_What the task requires_
Will you write out the data exactly, excluding every picture?

··· Data excerpts

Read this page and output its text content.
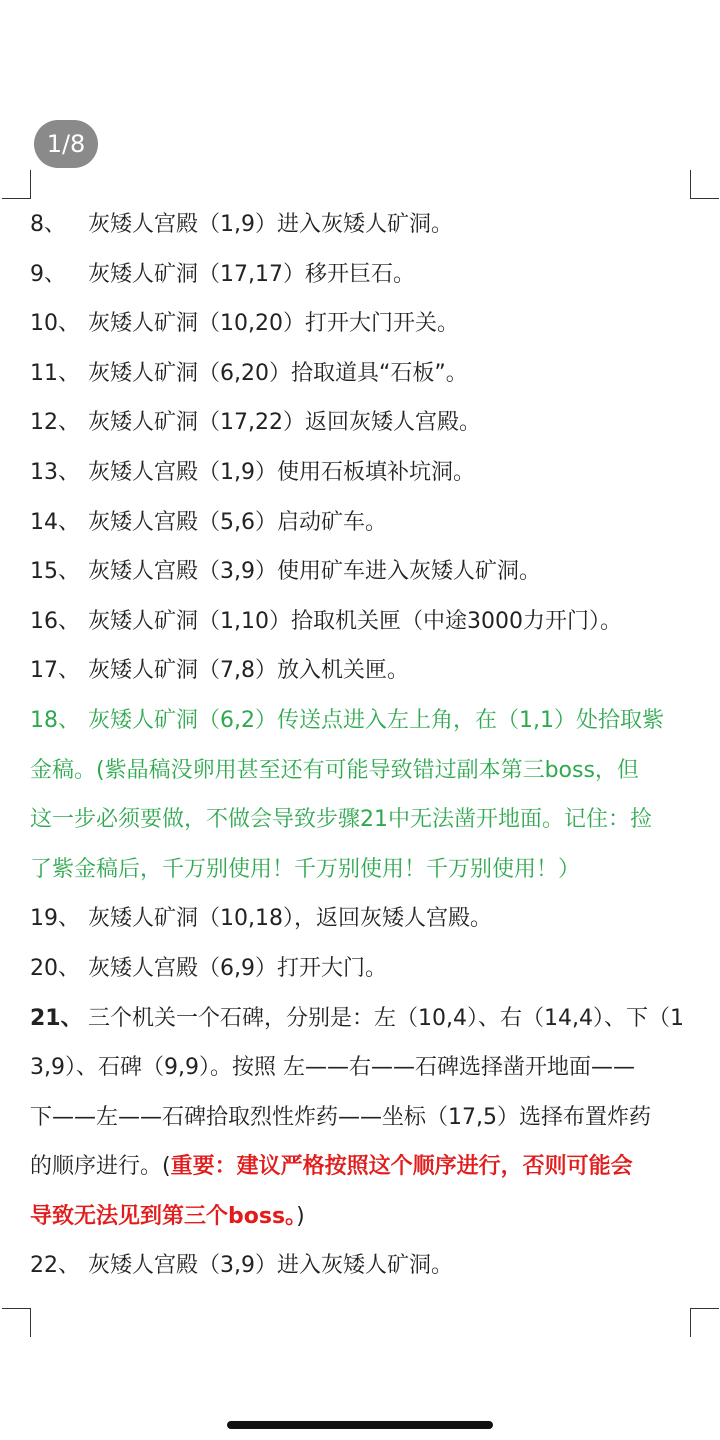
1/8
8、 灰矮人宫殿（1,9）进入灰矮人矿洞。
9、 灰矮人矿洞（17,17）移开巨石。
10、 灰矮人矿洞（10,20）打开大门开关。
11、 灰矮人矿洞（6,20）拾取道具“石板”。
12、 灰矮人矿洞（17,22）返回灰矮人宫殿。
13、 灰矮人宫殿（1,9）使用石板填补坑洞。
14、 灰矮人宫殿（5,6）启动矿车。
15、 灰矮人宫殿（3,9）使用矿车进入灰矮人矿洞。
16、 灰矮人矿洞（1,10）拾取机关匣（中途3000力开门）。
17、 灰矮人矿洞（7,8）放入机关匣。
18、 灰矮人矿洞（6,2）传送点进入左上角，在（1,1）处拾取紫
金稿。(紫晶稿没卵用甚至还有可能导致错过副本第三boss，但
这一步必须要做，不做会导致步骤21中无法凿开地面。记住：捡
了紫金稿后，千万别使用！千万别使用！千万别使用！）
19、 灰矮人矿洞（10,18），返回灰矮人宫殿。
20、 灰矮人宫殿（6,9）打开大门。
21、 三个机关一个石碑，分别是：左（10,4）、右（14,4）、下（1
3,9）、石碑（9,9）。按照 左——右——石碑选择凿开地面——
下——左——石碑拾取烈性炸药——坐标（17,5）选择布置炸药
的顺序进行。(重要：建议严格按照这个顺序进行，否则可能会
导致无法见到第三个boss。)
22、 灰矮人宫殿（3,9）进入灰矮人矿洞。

······

_Task solution_
Read this page and output its text content.
1/8
8、 灰矮人宫殿（1,9）进入灰矮人矿洞。
9、 灰矮人矿洞（17,17）移开巨石。
10、 灰矮人矿洞（10,20）打开大门开关。
11、 灰矮人矿洞（6,20）拾取道具“石板”。
12、 灰矮人矿洞（17,22）返回灰矮人宫殿。
13、 灰矮人宫殿（1,9）使用石板填补坑洞。
14、 灰矮人宫殿（5,6）启动矿车。
15、 灰矮人宫殿（3,9）使用矿车进入灰矮人矿洞。
16、 灰矮人矿洞（1,10）拾取机关匣（中途3000力开门）。
17、 灰矮人矿洞（7,8）放入机关匣。
18、 灰矮人矿洞（6,2）传送点进入左上角，在（1,1）处拾取紫
金稿。(紫晶稿没卵用甚至还有可能导致错过副本第三boss，但
这一步必须要做，不做会导致步骤21中无法凿开地面。记住：捡
了紫金稿后，千万别使用！千万别使用！千万别使用！）
19、 灰矮人矿洞（10,18），返回灰矮人宫殿。
20、 灰矮人宫殿（6,9）打开大门。
21、 三个机关一个石碑，分别是：左（10,4）、右（14,4）、下（1
3,9）、石碑（9,9）。按照 左——右——石碑选择凿开地面——
下——左——石碑拾取烈性炸药——坐标（17,5）选择布置炸药
的顺序进行。(重要：建议严格按照这个顺序进行，否则可能会
导致无法见到第三个boss。)
22、 灰矮人宫殿（3,9）进入灰矮人矿洞。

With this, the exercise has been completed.